### DIRECTIONS
Write out the classification-metrics passage from "We will use" through "mnist.keys()", swapping "fetch_openml" for "load_openml" wherever it appears in that stretch.

The F1 score is a composite measure that serves as the harmonic mean of precision and recall. This metric is particularly beneficial in scenarios where both false positives and false negatives carry significant weight, as it offers a single score that balances both metrics. It becomes particularly important in the context of imbalanced classes, where one class may be much smaller than the other, leading to inflated accuracy metrics that do not faithfully represent model performance.

\(\mathbf {F1= \frac {Precision * Recall}{Precision+Recall}}\)

Finally, the area under the receiver operating characteristic curve (AUC-ROC) provides a nuanced perspective on the model's capability to differentiate between classes across various classification thresholds. It plots the true positive rate against the false positive rate, outlining the trade-offs involved in model predictions at differing levels of sensitivity and specificity. A high AUC value indicates that the model is effective at distinguishing between classes, giving practitioners a clear indication of performance across a continuum of potential decision thresholds.

By meticulously analyzing these diverse performance metrics, data scientists and machine learning practitioners can uncover the strengths and weaknesses of their models. This multifaceted evaluation empowers them to make informed adjustments and enhancements to their models, ultimately leading to improved performance and more accurate predictions in real-world applications. This rigorous approach not only enhances model robustness but also fosters a deeper understanding of the models' operational characteristics in various contexts.

Let’s analyze these metrics using an example of a classification model.

We will use the MNIST dataset, which is available from the Scikit library. Lets load this data

from sklearn.datasets import fetch_openml
import matplotlib.pyplot as plt
mnist = fetch_openml('mnist_784', as_frame=False)
mnist.keys()

dict_keys(['data', 'target', 'frame', 'categories', 'feature_names', 'target_names', 'DESCR', 'details', 'url'])

Create the features and target lables and check the shape of the data

X, y = mnist.data, mnist.target
X.shape

(70000, 784)

Lets check the first data point

def plot_digit(image_data):
    image = image_data.reshape(28, 28)

### MATERIAL PROVIDED
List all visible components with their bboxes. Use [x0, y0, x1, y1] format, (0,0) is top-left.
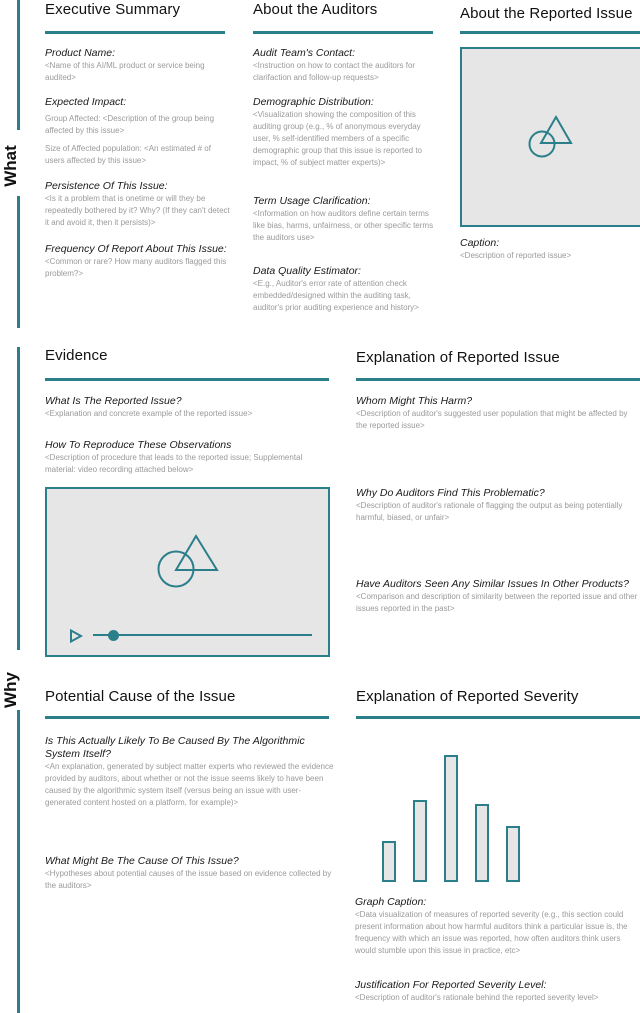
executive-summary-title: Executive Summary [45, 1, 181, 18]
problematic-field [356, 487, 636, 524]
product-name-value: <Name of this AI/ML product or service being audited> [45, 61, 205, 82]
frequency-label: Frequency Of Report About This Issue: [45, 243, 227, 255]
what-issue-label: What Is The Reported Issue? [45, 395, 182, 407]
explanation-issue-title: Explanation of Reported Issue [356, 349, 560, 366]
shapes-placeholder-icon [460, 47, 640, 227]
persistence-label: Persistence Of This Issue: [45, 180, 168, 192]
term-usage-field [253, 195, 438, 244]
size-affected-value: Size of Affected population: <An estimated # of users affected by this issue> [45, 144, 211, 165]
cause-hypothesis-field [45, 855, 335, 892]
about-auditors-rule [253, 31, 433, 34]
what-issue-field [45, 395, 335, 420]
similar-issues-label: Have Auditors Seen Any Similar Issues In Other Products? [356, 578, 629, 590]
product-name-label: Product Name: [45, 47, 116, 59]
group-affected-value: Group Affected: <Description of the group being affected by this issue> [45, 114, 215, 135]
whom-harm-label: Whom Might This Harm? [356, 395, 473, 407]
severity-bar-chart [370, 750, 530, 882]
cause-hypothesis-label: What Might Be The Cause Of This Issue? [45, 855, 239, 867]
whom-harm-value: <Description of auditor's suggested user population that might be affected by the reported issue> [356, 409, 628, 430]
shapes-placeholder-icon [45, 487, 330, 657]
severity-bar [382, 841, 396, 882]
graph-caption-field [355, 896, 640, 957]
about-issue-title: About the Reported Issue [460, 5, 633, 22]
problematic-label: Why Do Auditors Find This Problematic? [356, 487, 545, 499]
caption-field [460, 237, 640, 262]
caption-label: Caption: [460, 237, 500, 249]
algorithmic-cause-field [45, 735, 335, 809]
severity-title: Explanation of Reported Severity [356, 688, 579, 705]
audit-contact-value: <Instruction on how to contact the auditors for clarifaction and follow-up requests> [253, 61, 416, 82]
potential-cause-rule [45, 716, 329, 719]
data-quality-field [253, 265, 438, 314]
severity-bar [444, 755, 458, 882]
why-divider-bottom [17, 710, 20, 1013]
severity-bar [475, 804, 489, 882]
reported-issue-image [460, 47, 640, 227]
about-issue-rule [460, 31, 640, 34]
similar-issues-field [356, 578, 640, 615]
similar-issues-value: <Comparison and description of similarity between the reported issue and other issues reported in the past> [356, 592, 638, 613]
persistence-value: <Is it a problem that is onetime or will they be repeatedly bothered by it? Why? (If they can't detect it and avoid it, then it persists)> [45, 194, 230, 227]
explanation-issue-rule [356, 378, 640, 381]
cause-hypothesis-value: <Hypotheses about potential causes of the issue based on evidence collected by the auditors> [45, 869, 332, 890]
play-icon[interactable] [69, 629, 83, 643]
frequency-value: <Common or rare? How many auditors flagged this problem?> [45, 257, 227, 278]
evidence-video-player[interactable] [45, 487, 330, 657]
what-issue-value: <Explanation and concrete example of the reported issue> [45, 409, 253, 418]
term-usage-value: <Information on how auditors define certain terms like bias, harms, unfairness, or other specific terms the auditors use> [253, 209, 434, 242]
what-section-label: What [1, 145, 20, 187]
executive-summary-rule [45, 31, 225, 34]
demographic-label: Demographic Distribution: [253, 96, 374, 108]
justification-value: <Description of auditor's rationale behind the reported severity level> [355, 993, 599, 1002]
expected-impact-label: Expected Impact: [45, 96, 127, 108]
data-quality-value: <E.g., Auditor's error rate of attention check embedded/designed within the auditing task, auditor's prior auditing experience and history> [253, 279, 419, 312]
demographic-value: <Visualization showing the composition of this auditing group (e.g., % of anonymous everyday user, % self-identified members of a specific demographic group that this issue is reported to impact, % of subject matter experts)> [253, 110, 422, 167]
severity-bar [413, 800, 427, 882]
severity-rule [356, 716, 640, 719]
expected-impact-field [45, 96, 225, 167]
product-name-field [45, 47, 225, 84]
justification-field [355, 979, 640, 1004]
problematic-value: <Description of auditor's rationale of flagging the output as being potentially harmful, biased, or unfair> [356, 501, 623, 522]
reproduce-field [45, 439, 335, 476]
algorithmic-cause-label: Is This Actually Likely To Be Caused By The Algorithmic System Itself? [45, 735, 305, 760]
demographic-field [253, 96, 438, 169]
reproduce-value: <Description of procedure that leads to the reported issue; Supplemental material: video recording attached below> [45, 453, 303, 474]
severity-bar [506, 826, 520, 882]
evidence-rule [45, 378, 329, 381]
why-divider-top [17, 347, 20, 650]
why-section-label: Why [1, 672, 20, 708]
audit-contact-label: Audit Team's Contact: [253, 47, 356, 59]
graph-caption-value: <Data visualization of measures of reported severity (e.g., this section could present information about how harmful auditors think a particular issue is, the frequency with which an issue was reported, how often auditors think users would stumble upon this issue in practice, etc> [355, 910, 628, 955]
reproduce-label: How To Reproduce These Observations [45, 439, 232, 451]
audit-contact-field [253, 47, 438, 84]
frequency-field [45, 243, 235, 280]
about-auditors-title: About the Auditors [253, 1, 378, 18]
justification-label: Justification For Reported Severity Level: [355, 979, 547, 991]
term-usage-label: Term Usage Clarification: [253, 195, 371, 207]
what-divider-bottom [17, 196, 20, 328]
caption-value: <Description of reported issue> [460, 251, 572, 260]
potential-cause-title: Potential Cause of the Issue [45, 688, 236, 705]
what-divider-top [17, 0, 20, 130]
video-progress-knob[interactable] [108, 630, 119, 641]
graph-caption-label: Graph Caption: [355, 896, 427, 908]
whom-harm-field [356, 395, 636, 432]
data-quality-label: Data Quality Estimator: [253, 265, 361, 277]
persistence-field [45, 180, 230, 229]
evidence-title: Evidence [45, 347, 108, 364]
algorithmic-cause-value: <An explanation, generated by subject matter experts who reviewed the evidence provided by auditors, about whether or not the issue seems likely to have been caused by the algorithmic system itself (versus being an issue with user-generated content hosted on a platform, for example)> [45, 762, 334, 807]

### RESPONSE TO THE EXERCISE
We will use the MNIST dataset, which is available from the Scikit library. Lets load this data

from sklearn.datasets import load_openml
import matplotlib.pyplot as plt
mnist = load_openml('mnist_784', as_frame=False)
mnist.keys()